# [Text to read]

▼

Not only was alcohol a part of the culture, but it was a large portion of the economy since the government had a monopoly on alcohol production and distribution. In 1979, the government made 25.4 billion rubles in indirect taxes associated with the sale of alcohol (Geldern).
Russia decided to take action, following the social concerns found in the 1970s, General Secretary Mikhail Gorbachev started a campaign in May of 1985 against alcohol abuse. This campaign featured a reduction in alcohol production and sales, as well as limiting the kind of stores allowed to sell alcohol, closing a number of vodka distilleries, destroying vineyards, and prohibiting the sale of alcohol before 2pm in restaurants (Geldern).
The anti-alcohol campaign went through multiple different aspects of the society, including in forms of music and of videos released of Russian police helping drunks (as forms of discouraging drinking). The fact that music was a form of campaigning against alcohol is fascinating to me; it shows how the campaign attempted to reach far and wide to reach the masses and discourage a habit that had become a problem.
While this “prohibition” did create a decline in alcohol consumption, it also created an influx of organized crime (just like prohibition in the United States did), more cases of alcohol poisoning, and the production of moonshine (Geldern). Because of these negative “side effects”, the campaign was stopped after 1987–lasting only 2 years.
This was an interesting topic that I truly enjoyed researching. I would never have thought that something as ingrained in Russian society as alcohol would have a campaign run against it. The statistics of alcohol problems in Russia and the subsequent government actions were fascinating and spoke to a true problem.

▲

# [Directions]
a - According to the passage on the anti-alcohol campaign, when did Gorbachev launch the campaign?
b - Retype the part of the passage on the anti-alcohol campaign between "Not only was" and "of alcohol (Geldern).", inclusive.

# [Dataset content]
▼

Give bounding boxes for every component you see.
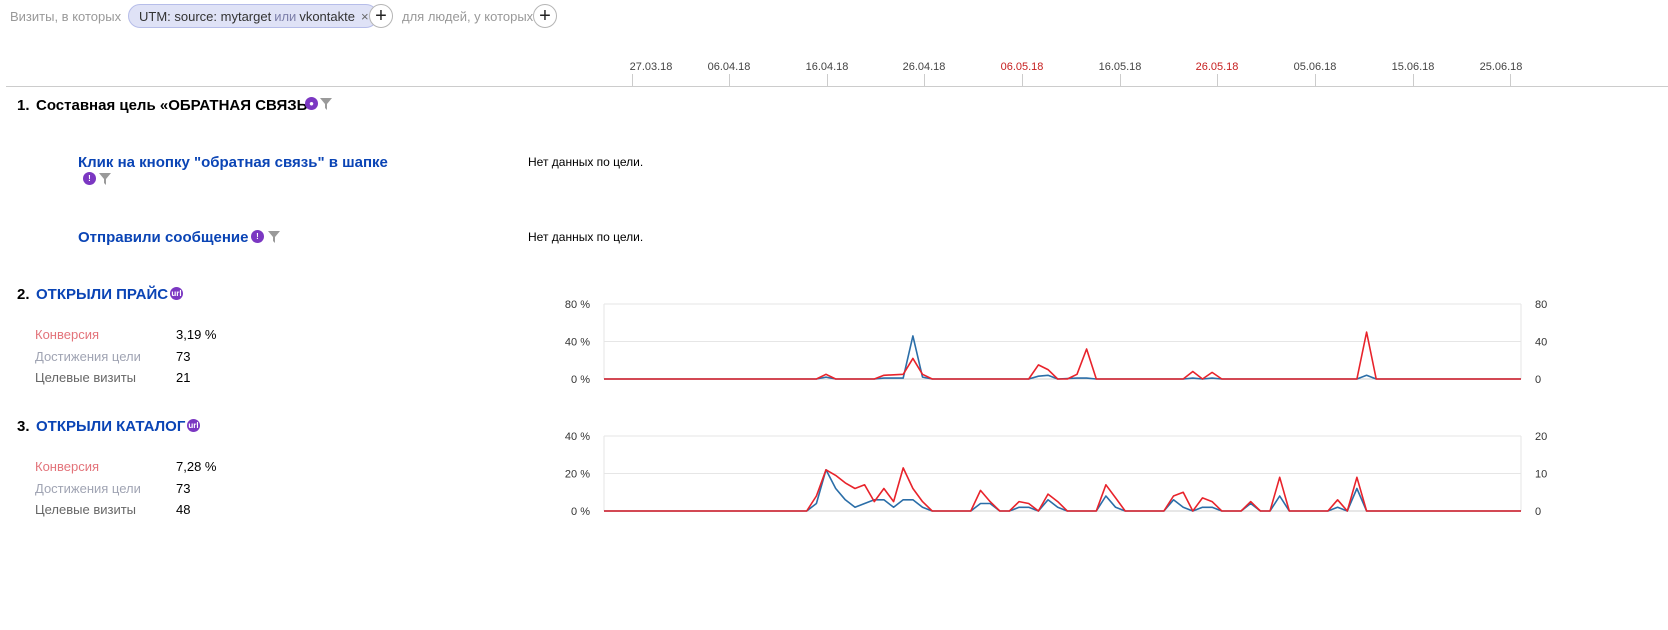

▲

# [Task-by-task answers]
a - May 1985

b -
Not only was alcohol a part of the culture, but it was a large portion of the economy since the government had a monopoly on alcohol production and distribution. In 1979, the government made 25.4 billion rubles in indirect taxes associated with the sale of alcohol (Geldern).